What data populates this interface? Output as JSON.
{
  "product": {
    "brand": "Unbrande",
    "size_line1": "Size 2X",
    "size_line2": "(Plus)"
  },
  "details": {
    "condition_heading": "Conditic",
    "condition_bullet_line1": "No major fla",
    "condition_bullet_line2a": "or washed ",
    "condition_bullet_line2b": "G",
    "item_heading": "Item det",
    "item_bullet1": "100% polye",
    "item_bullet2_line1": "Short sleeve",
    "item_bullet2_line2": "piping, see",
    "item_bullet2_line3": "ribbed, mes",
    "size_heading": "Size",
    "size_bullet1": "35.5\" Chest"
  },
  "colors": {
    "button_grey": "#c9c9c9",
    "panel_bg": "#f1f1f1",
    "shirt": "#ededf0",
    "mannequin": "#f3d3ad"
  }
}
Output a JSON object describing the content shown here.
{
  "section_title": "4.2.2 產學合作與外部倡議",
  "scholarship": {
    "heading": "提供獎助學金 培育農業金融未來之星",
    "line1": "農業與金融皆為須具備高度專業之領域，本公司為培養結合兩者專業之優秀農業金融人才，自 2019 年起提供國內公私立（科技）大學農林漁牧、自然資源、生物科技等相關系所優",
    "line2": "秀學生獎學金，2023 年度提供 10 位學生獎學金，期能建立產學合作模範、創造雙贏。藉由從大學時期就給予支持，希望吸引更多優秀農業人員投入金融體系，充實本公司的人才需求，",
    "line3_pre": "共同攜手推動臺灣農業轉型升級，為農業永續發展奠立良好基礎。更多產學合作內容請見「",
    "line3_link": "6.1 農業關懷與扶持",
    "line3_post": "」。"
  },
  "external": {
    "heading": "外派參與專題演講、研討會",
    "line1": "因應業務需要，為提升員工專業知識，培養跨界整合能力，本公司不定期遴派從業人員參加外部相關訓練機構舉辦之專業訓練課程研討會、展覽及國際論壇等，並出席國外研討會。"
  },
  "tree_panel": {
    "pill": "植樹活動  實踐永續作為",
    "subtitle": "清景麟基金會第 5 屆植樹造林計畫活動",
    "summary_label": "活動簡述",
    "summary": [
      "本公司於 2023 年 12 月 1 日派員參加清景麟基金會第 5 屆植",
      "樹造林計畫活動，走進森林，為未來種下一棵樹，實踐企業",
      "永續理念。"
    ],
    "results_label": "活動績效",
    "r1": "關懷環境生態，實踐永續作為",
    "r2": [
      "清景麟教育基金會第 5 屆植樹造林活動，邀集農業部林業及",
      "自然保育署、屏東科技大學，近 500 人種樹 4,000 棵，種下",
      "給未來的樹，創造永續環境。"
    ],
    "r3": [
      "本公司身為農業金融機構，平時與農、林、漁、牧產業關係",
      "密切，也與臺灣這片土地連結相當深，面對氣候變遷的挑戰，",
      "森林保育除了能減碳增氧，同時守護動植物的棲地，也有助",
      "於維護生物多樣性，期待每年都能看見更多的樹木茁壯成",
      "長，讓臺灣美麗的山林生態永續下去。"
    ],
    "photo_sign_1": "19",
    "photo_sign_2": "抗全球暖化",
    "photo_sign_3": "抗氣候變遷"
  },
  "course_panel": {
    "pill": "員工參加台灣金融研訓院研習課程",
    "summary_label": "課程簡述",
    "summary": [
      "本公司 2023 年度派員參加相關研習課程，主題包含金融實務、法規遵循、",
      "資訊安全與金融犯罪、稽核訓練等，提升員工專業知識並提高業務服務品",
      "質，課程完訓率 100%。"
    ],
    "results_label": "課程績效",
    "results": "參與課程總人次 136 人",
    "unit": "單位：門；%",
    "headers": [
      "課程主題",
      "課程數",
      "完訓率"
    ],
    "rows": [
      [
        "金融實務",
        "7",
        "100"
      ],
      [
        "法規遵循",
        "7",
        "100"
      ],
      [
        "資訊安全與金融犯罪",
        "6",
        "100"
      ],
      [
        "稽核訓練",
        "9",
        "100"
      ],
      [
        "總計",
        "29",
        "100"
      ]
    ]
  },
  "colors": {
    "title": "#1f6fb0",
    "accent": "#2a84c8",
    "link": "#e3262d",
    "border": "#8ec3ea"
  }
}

------------------------

**GOAL OF THE EXERCISE:** Output all of the data again. Match it exactly.

**ANSWER:**
What data populates this interface? Output as JSON.
{
  "product": {
    "brand": "Unbrande",
    "size_line1": "Size 2X",
    "size_line2": "(Plus)"
  },
  "details": {
    "condition_heading": "Conditic",
    "condition_bullet_line1": "No major fla",
    "condition_bullet_line2a": "or washed ",
    "condition_bullet_line2b": "G",
    "item_heading": "Item det",
    "item_bullet1": "100% polye",
    "item_bullet2_line1": "Short sleeve",
    "item_bullet2_line2": "piping, see",
    "item_bullet2_line3": "ribbed, mes",
    "size_heading": "Size",
    "size_bullet1": "35.5\" Chest"
  },
  "colors": {
    "button_grey": "#c9c9c9",
    "panel_bg": "#f1f1f1",
    "shirt": "#ededf0",
    "mannequin": "#f3d3ad"
  }
}
Output a JSON object describing the content shown here.
{
  "section_title": "4.2.2 產學合作與外部倡議",
  "scholarship": {
    "heading": "提供獎助學金 培育農業金融未來之星",
    "line1": "農業與金融皆為須具備高度專業之領域，本公司為培養結合兩者專業之優秀農業金融人才，自 2019 年起提供國內公私立（科技）大學農林漁牧、自然資源、生物科技等相關系所優",
    "line2": "秀學生獎學金，2023 年度提供 10 位學生獎學金，期能建立產學合作模範、創造雙贏。藉由從大學時期就給予支持，希望吸引更多優秀農業人員投入金融體系，充實本公司的人才需求，",
    "line3_pre": "共同攜手推動臺灣農業轉型升級，為農業永續發展奠立良好基礎。更多產學合作內容請見「",
    "line3_link": "6.1 農業關懷與扶持",
    "line3_post": "」。"
  },
  "external": {
    "heading": "外派參與專題演講、研討會",
    "line1": "因應業務需要，為提升員工專業知識，培養跨界整合能力，本公司不定期遴派從業人員參加外部相關訓練機構舉辦之專業訓練課程研討會、展覽及國際論壇等，並出席國外研討會。"
  },
  "tree_panel": {
    "pill": "植樹活動  實踐永續作為",
    "subtitle": "清景麟基金會第 5 屆植樹造林計畫活動",
    "summary_label": "活動簡述",
    "summary": [
      "本公司於 2023 年 12 月 1 日派員參加清景麟基金會第 5 屆植",
      "樹造林計畫活動，走進森林，為未來種下一棵樹，實踐企業",
      "永續理念。"
    ],
    "results_label": "活動績效",
    "r1": "關懷環境生態，實踐永續作為",
    "r2": [
      "清景麟教育基金會第 5 屆植樹造林活動，邀集農業部林業及",
      "自然保育署、屏東科技大學，近 500 人種樹 4,000 棵，種下",
      "給未來的樹，創造永續環境。"
    ],
    "r3": [
      "本公司身為農業金融機構，平時與農、林、漁、牧產業關係",
      "密切，也與臺灣這片土地連結相當深，面對氣候變遷的挑戰，",
      "森林保育除了能減碳增氧，同時守護動植物的棲地，也有助",
      "於維護生物多樣性，期待每年都能看見更多的樹木茁壯成",
      "長，讓臺灣美麗的山林生態永續下去。"
    ],
    "photo_sign_1": "19",
    "photo_sign_2": "抗全球暖化",
    "photo_sign_3": "抗氣候變遷"
  },
  "course_panel": {
    "pill": "員工參加台灣金融研訓院研習課程",
    "summary_label": "課程簡述",
    "summary": [
      "本公司 2023 年度派員參加相關研習課程，主題包含金融實務、法規遵循、",
      "資訊安全與金融犯罪、稽核訓練等，提升員工專業知識並提高業務服務品",
      "質，課程完訓率 100%。"
    ],
    "results_label": "課程績效",
    "results": "參與課程總人次 136 人",
    "unit": "單位：門；%",
    "headers": [
      "課程主題",
      "課程數",
      "完訓率"
    ],
    "rows": [
      [
        "金融實務",
        "7",
        "100"
      ],
      [
        "法規遵循",
        "7",
        "100"
      ],
      [
        "資訊安全與金融犯罪",
        "6",
        "100"
      ],
      [
        "稽核訓練",
        "9",
        "100"
      ],
      [
        "總計",
        "29",
        "100"
      ]
    ]
  },
  "colors": {
    "title": "#1f6fb0",
    "accent": "#2a84c8",
    "link": "#e3262d",
    "border": "#8ec3ea"
  }
}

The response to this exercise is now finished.